**Given exercise**
Give every entry again, unchanged, and leave its images out.

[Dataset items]
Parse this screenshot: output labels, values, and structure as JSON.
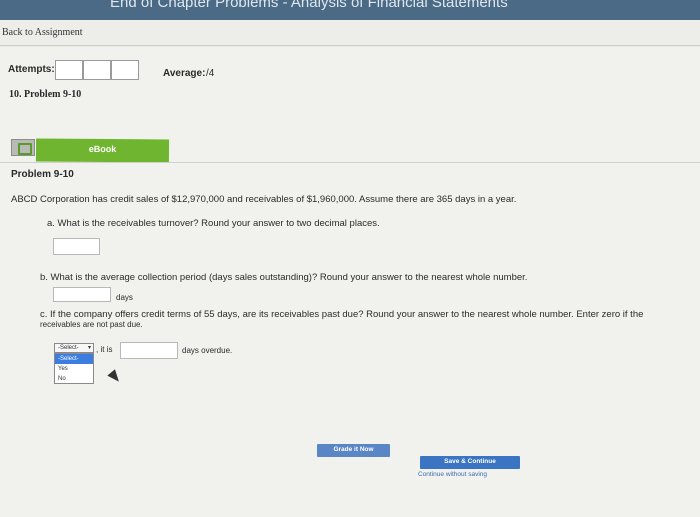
{
  "window": {
    "title": "End of Chapter Problems - Analysis of Financial Statements"
  },
  "nav": {
    "back_label": "Back to Assignment"
  },
  "header": {
    "attempts_label": "Attempts:",
    "attempt_boxes": 3,
    "average_label": "Average:",
    "average_value": "/4",
    "problem_number": "10. Problem 9-10"
  },
  "ebook": {
    "icon": "book-icon",
    "label": "eBook",
    "color": "#6fb52f"
  },
  "problem": {
    "title": "Problem 9-10",
    "statement": "ABCD Corporation has credit sales of $12,970,000 and receivables of $1,960,000. Assume there are 365 days in a year.",
    "part_a": {
      "question": "a. What is the receivables turnover? Round your answer to two decimal places.",
      "answer": ""
    },
    "part_b": {
      "question": "b. What is the average collection period (days sales outstanding)? Round your answer to the nearest whole number.",
      "unit": "days",
      "answer": ""
    },
    "part_c": {
      "question_line1": "c. If the company offers credit terms of 55 days, are its receivables past due? Round your answer to the nearest whole number. Enter zero if the",
      "question_line2": "receivables are not past due.",
      "select_value": "-Select-",
      "options": [
        "-Select-",
        "Yes",
        "No"
      ],
      "it_is": ", it is",
      "answer": "",
      "suffix": "days overdue."
    }
  },
  "actions": {
    "grade_label": "Grade it Now",
    "save_label": "Save & Continue",
    "continue_label": "Continue without saving",
    "accent": "#3a74c2"
  }
}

**Answer for this exercise**
Parse this screenshot: output labels, values, and structure as JSON.
{
  "window": {
    "title": "End of Chapter Problems - Analysis of Financial Statements"
  },
  "nav": {
    "back_label": "Back to Assignment"
  },
  "header": {
    "attempts_label": "Attempts:",
    "attempt_boxes": 3,
    "average_label": "Average:",
    "average_value": "/4",
    "problem_number": "10. Problem 9-10"
  },
  "ebook": {
    "icon": "book-icon",
    "label": "eBook",
    "color": "#6fb52f"
  },
  "problem": {
    "title": "Problem 9-10",
    "statement": "ABCD Corporation has credit sales of $12,970,000 and receivables of $1,960,000. Assume there are 365 days in a year.",
    "part_a": {
      "question": "a. What is the receivables turnover? Round your answer to two decimal places.",
      "answer": ""
    },
    "part_b": {
      "question": "b. What is the average collection period (days sales outstanding)? Round your answer to the nearest whole number.",
      "unit": "days",
      "answer": ""
    },
    "part_c": {
      "question_line1": "c. If the company offers credit terms of 55 days, are its receivables past due? Round your answer to the nearest whole number. Enter zero if the",
      "question_line2": "receivables are not past due.",
      "select_value": "-Select-",
      "options": [
        "-Select-",
        "Yes",
        "No"
      ],
      "it_is": ", it is",
      "answer": "",
      "suffix": "days overdue."
    }
  },
  "actions": {
    "grade_label": "Grade it Now",
    "save_label": "Save & Continue",
    "continue_label": "Continue without saving",
    "accent": "#3a74c2"
  }
}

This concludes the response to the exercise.